▶ WORK INSTRUCTIONS:
Lift out all lines below that contain "سعید".

▶ Entries taken from a collection:
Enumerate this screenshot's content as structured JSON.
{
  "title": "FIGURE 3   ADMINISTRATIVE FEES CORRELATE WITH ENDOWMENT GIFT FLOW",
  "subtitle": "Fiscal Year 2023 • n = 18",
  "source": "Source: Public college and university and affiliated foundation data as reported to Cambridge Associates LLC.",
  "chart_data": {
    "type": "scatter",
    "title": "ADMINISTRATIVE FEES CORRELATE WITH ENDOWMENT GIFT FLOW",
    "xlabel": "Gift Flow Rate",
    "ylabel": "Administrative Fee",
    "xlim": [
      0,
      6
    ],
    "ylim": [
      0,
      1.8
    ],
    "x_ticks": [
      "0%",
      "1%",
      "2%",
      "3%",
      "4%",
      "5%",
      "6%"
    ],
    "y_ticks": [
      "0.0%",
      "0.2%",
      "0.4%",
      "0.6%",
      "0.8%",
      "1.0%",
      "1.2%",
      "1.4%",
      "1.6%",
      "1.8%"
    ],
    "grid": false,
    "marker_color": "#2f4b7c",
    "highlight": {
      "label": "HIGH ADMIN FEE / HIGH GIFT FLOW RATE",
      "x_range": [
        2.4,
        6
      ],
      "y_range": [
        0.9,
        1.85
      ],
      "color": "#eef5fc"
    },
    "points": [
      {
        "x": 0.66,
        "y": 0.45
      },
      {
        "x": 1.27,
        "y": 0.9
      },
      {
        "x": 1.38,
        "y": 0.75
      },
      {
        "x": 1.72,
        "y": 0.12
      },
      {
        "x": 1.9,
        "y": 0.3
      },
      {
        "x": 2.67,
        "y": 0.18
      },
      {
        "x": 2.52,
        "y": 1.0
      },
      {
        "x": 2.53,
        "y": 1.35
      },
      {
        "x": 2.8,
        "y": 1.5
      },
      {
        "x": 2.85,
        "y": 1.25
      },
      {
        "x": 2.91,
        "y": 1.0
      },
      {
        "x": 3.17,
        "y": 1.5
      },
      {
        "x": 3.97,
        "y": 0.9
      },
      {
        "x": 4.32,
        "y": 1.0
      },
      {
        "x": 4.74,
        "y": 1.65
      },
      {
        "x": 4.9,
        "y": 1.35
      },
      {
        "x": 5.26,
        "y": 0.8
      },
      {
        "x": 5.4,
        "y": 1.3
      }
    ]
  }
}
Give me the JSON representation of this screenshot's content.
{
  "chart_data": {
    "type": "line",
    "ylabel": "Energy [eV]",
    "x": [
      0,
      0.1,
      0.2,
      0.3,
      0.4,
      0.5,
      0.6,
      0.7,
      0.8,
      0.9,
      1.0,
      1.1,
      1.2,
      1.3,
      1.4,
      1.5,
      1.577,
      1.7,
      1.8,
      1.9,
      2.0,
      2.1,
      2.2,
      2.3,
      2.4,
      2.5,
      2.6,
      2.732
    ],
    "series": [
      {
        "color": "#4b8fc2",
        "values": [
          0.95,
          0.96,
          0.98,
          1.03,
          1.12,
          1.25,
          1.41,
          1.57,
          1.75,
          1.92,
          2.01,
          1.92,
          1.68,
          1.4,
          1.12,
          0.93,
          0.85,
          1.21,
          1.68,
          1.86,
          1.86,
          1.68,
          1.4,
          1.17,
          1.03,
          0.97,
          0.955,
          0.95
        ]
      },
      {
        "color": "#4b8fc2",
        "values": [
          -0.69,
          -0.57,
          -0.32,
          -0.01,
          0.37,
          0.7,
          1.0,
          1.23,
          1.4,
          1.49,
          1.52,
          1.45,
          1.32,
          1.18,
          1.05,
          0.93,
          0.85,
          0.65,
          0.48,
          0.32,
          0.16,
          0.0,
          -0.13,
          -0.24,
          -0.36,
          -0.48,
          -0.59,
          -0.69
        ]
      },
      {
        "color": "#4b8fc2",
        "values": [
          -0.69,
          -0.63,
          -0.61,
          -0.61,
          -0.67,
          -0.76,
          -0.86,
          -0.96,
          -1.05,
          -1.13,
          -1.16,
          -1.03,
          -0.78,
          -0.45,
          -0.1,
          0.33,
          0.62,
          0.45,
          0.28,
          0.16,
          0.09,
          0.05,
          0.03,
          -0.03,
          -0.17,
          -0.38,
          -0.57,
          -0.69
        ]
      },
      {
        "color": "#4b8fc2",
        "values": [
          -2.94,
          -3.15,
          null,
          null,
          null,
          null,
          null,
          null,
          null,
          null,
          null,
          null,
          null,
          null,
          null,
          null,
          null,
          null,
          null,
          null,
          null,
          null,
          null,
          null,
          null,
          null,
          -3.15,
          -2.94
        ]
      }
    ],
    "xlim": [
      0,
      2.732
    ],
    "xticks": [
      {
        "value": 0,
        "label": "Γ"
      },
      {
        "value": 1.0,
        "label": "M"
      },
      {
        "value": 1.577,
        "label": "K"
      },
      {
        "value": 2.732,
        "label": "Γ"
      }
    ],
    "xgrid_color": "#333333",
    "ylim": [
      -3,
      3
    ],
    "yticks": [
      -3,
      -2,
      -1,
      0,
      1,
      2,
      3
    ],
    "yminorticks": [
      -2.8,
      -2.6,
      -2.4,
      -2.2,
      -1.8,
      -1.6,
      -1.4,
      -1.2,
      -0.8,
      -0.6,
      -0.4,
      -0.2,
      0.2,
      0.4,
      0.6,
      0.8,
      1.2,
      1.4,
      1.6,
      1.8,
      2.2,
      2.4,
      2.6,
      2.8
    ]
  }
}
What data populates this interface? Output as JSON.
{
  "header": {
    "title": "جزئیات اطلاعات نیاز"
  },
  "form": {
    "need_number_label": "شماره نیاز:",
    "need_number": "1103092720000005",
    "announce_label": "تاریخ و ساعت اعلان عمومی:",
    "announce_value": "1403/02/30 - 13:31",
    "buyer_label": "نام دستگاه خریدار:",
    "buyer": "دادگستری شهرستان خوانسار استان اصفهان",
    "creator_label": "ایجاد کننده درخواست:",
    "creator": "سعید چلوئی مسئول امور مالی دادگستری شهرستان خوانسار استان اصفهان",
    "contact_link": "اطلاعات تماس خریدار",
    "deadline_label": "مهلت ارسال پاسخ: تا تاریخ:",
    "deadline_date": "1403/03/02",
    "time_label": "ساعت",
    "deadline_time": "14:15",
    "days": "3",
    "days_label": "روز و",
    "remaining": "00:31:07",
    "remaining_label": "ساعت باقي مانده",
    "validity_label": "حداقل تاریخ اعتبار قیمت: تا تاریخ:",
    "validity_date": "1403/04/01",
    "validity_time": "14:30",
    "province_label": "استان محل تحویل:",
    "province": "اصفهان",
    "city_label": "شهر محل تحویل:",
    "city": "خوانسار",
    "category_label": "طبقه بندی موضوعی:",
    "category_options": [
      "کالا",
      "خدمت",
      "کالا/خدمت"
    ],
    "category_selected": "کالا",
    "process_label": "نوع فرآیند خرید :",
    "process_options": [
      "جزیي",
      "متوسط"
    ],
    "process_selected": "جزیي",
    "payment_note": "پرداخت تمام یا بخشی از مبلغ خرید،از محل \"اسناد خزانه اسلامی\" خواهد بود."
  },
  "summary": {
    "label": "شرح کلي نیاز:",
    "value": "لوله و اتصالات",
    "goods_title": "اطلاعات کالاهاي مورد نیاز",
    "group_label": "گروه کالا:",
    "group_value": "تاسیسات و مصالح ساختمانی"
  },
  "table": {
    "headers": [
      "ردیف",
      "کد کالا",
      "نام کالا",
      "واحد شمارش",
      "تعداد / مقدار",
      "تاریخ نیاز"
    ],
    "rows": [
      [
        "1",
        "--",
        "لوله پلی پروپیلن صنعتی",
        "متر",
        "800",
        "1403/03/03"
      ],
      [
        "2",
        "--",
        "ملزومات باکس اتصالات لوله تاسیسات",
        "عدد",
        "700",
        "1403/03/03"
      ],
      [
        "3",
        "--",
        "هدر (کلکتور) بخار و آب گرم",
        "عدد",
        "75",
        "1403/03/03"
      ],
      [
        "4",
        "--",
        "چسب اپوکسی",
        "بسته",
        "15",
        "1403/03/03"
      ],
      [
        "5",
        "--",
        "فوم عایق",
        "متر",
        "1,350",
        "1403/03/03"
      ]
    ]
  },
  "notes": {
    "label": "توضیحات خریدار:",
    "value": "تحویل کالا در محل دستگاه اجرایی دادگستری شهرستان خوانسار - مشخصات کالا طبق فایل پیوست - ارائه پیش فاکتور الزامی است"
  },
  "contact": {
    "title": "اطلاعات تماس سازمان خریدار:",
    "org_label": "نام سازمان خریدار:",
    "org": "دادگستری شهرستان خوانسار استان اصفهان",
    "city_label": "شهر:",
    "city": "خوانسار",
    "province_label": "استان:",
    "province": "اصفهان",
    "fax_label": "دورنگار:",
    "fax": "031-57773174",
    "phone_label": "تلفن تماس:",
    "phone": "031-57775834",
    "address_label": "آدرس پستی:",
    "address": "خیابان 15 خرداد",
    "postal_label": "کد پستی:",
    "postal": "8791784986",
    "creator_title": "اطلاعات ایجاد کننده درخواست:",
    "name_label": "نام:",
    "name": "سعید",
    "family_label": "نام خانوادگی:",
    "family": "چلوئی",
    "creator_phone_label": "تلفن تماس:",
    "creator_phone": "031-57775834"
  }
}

▶ REPLY:
    "creator": "سعید چلوئی مسئول امور مالی دادگستری شهرستان خوانسار استان اصفهان",
    "name": "سعید",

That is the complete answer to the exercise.